··· SOURCE DATA ···
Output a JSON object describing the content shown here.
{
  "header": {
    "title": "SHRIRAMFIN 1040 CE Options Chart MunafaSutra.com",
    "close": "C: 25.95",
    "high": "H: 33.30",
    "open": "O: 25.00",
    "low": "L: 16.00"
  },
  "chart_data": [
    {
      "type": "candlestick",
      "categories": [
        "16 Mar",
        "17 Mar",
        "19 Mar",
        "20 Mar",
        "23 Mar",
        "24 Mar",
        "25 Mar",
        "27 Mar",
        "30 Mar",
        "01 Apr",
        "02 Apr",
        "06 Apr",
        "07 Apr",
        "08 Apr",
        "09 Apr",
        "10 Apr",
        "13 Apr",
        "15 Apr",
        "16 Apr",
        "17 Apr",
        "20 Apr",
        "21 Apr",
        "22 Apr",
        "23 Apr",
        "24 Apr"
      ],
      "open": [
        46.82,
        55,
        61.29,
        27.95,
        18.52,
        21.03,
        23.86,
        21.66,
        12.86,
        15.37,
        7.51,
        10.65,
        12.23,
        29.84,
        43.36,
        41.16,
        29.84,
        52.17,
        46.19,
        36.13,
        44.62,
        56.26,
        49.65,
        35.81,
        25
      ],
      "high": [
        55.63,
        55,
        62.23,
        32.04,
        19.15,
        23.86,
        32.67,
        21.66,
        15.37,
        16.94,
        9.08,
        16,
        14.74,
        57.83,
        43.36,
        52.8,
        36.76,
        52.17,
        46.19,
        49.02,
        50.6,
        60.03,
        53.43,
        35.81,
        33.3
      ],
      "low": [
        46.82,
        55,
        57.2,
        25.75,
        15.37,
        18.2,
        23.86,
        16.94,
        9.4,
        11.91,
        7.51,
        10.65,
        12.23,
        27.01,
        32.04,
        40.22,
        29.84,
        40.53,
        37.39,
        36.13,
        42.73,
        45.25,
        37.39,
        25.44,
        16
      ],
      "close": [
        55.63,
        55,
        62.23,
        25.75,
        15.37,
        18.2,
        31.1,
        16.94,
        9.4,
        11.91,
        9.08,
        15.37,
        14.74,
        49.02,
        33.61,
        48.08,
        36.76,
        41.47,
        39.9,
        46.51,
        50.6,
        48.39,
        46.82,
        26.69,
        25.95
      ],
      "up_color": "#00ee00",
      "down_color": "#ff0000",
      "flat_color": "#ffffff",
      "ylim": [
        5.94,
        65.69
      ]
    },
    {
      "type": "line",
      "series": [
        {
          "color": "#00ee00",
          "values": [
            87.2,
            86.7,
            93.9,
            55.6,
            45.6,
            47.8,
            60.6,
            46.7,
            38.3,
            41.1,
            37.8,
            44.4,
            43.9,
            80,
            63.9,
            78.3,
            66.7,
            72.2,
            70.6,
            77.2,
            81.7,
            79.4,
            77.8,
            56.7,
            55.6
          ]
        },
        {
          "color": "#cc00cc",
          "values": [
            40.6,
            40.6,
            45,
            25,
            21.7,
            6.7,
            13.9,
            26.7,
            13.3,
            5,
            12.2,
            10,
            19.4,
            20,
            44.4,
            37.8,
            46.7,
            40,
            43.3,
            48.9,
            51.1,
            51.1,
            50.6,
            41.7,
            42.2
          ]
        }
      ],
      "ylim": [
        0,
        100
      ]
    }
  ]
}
···
**GOAL**
The entries above must be returned in full, exactly as shown.

**RESPONSE TO THE EXERCISE**
Output a JSON object describing the content shown here.
{
  "header": {
    "title": "SHRIRAMFIN 1040 CE Options Chart MunafaSutra.com",
    "close": "C: 25.95",
    "high": "H: 33.30",
    "open": "O: 25.00",
    "low": "L: 16.00"
  },
  "chart_data": [
    {
      "type": "candlestick",
      "categories": [
        "16 Mar",
        "17 Mar",
        "19 Mar",
        "20 Mar",
        "23 Mar",
        "24 Mar",
        "25 Mar",
        "27 Mar",
        "30 Mar",
        "01 Apr",
        "02 Apr",
        "06 Apr",
        "07 Apr",
        "08 Apr",
        "09 Apr",
        "10 Apr",
        "13 Apr",
        "15 Apr",
        "16 Apr",
        "17 Apr",
        "20 Apr",
        "21 Apr",
        "22 Apr",
        "23 Apr",
        "24 Apr"
      ],
      "open": [
        46.82,
        55,
        61.29,
        27.95,
        18.52,
        21.03,
        23.86,
        21.66,
        12.86,
        15.37,
        7.51,
        10.65,
        12.23,
        29.84,
        43.36,
        41.16,
        29.84,
        52.17,
        46.19,
        36.13,
        44.62,
        56.26,
        49.65,
        35.81,
        25
      ],
      "high": [
        55.63,
        55,
        62.23,
        32.04,
        19.15,
        23.86,
        32.67,
        21.66,
        15.37,
        16.94,
        9.08,
        16,
        14.74,
        57.83,
        43.36,
        52.8,
        36.76,
        52.17,
        46.19,
        49.02,
        50.6,
        60.03,
        53.43,
        35.81,
        33.3
      ],
      "low": [
        46.82,
        55,
        57.2,
        25.75,
        15.37,
        18.2,
        23.86,
        16.94,
        9.4,
        11.91,
        7.51,
        10.65,
        12.23,
        27.01,
        32.04,
        40.22,
        29.84,
        40.53,
        37.39,
        36.13,
        42.73,
        45.25,
        37.39,
        25.44,
        16
      ],
      "close": [
        55.63,
        55,
        62.23,
        25.75,
        15.37,
        18.2,
        31.1,
        16.94,
        9.4,
        11.91,
        9.08,
        15.37,
        14.74,
        49.02,
        33.61,
        48.08,
        36.76,
        41.47,
        39.9,
        46.51,
        50.6,
        48.39,
        46.82,
        26.69,
        25.95
      ],
      "up_color": "#00ee00",
      "down_color": "#ff0000",
      "flat_color": "#ffffff",
      "ylim": [
        5.94,
        65.69
      ]
    },
    {
      "type": "line",
      "series": [
        {
          "color": "#00ee00",
          "values": [
            87.2,
            86.7,
            93.9,
            55.6,
            45.6,
            47.8,
            60.6,
            46.7,
            38.3,
            41.1,
            37.8,
            44.4,
            43.9,
            80,
            63.9,
            78.3,
            66.7,
            72.2,
            70.6,
            77.2,
            81.7,
            79.4,
            77.8,
            56.7,
            55.6
          ]
        },
        {
          "color": "#cc00cc",
          "values": [
            40.6,
            40.6,
            45,
            25,
            21.7,
            6.7,
            13.9,
            26.7,
            13.3,
            5,
            12.2,
            10,
            19.4,
            20,
            44.4,
            37.8,
            46.7,
            40,
            43.3,
            48.9,
            51.1,
            51.1,
            50.6,
            41.7,
            42.2
          ]
        }
      ],
      "ylim": [
        0,
        100
      ]
    }
  ]
}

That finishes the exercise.